═══ DATA SUPPLIED ═══

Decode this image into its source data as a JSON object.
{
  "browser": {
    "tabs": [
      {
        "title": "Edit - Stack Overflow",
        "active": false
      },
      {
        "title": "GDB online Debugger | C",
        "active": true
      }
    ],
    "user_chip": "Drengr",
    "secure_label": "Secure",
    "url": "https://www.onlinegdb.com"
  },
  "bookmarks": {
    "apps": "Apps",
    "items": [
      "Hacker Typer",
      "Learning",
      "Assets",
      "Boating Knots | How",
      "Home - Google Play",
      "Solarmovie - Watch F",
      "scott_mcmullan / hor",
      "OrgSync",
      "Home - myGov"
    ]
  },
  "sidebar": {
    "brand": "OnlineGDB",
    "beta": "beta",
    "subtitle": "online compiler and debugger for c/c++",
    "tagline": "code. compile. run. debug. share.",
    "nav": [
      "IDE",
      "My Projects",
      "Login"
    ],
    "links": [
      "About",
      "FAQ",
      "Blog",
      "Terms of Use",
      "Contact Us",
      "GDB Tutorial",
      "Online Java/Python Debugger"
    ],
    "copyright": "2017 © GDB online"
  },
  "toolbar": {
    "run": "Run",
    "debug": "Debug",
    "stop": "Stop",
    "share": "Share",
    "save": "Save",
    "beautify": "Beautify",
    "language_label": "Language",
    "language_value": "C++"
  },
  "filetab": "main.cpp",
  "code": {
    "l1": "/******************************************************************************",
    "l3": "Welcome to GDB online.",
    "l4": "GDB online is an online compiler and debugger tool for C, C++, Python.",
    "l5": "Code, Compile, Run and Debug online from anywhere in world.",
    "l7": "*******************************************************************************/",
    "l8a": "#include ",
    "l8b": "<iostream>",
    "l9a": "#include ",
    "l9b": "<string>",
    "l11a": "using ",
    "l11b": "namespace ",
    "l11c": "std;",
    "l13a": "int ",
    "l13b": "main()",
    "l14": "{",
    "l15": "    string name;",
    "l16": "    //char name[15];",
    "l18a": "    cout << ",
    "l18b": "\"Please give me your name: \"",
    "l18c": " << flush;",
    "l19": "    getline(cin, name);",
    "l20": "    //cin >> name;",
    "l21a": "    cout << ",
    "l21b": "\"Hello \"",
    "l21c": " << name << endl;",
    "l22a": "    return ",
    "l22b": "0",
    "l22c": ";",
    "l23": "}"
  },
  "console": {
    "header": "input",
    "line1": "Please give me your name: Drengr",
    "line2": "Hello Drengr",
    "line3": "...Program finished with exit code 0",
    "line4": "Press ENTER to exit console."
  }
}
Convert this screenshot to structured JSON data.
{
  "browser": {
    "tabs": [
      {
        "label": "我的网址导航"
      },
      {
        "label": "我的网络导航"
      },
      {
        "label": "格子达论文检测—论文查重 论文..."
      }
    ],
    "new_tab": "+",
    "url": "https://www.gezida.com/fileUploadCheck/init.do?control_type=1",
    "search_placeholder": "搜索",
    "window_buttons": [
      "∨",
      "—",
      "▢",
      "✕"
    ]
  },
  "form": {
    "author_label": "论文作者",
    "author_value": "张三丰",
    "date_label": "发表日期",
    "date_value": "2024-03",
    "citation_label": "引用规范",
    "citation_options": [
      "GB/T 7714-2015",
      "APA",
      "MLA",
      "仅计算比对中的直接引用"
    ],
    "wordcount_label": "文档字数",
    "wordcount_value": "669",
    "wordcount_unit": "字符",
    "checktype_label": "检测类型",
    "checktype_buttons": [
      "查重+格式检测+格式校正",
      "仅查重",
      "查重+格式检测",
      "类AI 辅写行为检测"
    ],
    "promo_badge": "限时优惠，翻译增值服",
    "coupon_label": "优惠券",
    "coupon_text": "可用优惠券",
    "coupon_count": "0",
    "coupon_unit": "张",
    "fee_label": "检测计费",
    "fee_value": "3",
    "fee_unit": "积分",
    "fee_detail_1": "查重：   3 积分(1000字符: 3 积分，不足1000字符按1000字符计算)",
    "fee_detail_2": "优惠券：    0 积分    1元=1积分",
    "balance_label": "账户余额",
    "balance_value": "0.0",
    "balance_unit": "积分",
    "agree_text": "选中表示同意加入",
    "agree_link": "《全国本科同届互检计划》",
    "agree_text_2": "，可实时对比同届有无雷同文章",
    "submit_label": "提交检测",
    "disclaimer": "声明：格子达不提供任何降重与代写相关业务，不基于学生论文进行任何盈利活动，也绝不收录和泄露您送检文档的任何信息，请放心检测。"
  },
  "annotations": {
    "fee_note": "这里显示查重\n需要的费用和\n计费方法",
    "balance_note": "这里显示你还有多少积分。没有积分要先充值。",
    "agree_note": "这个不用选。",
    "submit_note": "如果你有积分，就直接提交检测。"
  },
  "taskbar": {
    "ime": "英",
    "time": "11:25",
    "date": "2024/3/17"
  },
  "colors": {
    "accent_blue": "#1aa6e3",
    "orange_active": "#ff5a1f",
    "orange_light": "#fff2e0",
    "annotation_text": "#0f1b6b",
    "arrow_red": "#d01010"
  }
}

═══

- _PROBLEM TO SOLVE_
Scan the listing above. Gather each line that contains the word "compiler".

- _FINAL RESULT_
    "subtitle": "online compiler and debugger for c/c++",
    "l4": "GDB online is an online compiler and debugger tool for C, C++, Python.",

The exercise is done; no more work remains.